> _GIVEN EXERCISE_
In the data below, locate each line with the word "Acceptor" and list it.

> _STORED RECORDS_
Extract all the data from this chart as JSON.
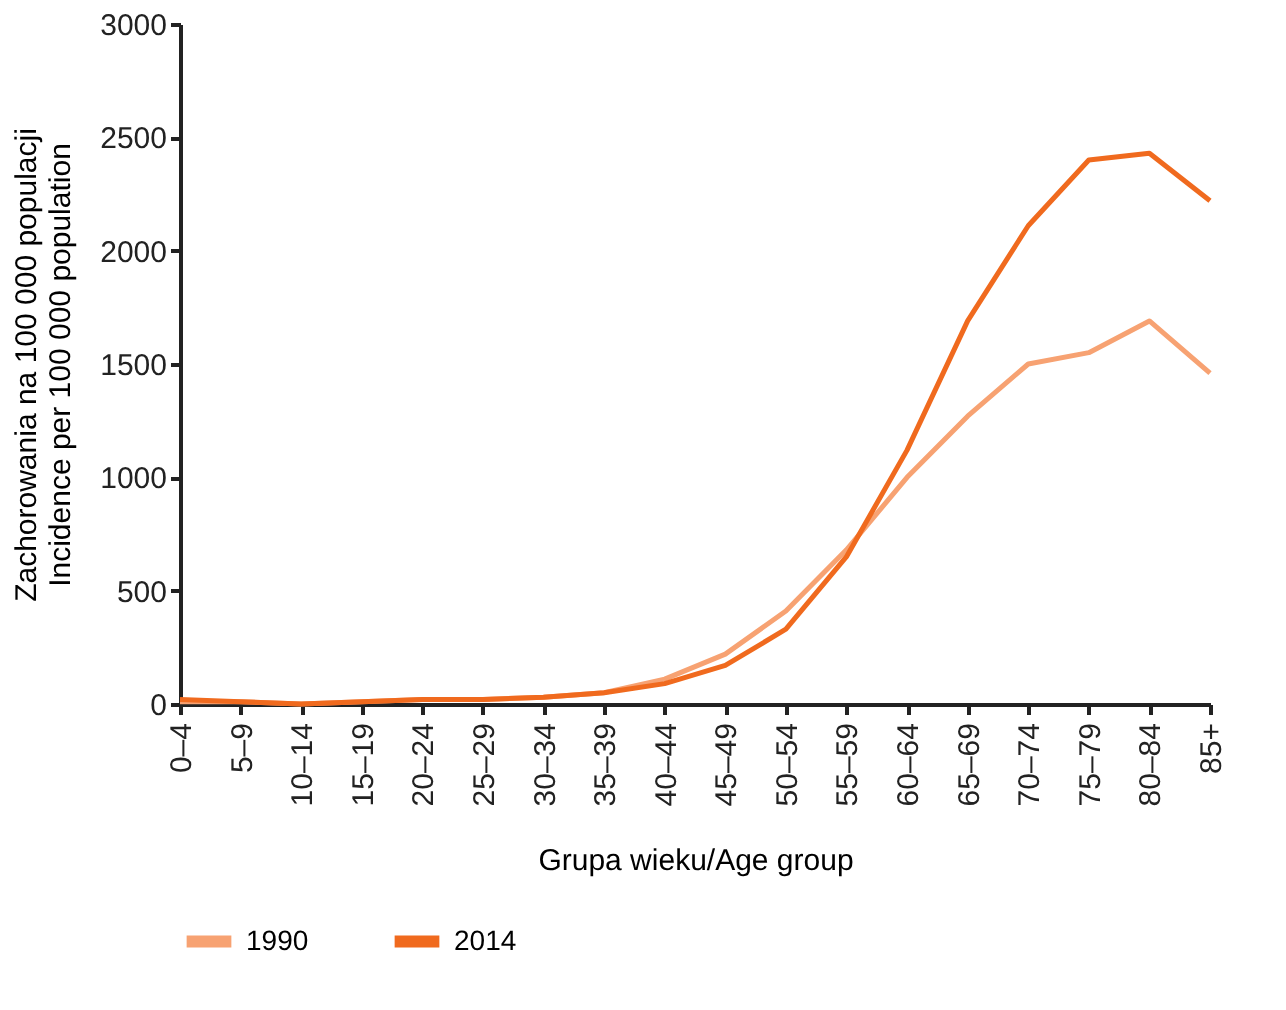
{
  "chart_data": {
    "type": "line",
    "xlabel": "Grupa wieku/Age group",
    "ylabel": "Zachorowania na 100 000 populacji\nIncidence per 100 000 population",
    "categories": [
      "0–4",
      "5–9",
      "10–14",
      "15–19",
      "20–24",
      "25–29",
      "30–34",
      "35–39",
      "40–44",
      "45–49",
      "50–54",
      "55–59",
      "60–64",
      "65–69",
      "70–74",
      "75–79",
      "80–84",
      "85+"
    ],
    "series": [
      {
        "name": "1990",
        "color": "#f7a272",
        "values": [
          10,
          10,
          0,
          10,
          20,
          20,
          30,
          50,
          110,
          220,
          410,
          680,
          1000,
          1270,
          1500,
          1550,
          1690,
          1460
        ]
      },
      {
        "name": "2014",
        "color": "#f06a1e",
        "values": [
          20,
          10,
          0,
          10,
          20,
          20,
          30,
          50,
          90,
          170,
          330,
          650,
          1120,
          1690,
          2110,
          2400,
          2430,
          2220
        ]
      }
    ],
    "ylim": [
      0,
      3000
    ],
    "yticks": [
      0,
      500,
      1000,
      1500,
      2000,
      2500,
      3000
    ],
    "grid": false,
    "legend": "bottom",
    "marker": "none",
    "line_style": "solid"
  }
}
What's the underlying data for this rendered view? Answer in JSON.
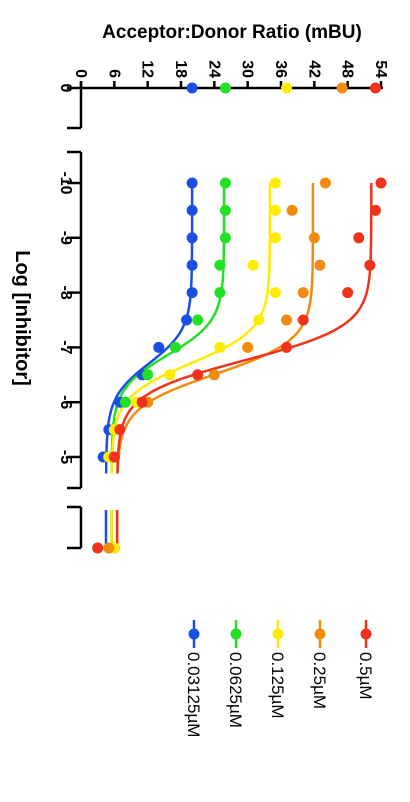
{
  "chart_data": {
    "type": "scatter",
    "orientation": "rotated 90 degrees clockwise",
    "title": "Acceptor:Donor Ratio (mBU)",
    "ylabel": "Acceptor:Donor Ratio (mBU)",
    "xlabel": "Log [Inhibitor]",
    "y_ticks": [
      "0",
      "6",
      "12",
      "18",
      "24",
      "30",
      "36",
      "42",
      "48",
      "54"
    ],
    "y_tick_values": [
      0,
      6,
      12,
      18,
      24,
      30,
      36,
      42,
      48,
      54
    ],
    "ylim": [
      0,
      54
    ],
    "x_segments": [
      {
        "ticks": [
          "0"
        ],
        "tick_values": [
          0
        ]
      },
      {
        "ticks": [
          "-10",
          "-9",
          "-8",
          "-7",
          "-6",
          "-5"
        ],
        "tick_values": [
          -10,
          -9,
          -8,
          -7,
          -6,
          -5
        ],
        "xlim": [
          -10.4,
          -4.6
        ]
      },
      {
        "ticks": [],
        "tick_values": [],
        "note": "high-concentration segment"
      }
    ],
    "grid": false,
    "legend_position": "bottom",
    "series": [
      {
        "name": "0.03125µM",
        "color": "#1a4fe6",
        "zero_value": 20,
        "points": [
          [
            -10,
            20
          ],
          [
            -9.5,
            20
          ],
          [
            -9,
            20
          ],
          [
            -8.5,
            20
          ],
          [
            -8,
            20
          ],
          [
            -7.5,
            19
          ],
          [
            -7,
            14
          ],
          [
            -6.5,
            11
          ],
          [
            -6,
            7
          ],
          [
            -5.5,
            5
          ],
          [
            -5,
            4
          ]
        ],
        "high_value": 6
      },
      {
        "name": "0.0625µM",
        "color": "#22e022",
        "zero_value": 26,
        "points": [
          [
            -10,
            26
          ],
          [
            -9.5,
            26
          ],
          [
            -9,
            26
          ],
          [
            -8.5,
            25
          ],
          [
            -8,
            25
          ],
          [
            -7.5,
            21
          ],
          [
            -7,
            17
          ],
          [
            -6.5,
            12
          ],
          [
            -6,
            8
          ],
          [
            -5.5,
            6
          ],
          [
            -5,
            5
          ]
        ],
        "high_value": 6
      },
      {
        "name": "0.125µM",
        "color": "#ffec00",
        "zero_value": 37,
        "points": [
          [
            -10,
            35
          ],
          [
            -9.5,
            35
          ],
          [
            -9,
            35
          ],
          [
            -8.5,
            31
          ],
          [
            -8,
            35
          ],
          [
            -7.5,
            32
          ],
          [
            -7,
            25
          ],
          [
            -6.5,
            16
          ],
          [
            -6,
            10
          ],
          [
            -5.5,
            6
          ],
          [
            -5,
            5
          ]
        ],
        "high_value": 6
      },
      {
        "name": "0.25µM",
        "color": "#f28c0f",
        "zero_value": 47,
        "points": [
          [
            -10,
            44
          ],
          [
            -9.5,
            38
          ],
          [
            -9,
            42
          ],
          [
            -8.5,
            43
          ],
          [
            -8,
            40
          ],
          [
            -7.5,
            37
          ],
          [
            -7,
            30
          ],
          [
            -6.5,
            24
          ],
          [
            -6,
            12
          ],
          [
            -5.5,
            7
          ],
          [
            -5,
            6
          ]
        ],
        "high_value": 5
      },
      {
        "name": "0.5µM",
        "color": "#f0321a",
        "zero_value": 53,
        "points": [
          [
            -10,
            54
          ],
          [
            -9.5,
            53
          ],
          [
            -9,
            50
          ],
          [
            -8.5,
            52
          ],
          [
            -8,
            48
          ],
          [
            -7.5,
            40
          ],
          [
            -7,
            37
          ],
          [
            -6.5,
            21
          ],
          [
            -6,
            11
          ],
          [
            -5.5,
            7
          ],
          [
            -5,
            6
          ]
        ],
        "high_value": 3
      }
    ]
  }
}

> _OUTPUT_
    "title": "Acceptor:Donor Ratio (mBU)",
    "ylabel": "Acceptor:Donor Ratio (mBU)",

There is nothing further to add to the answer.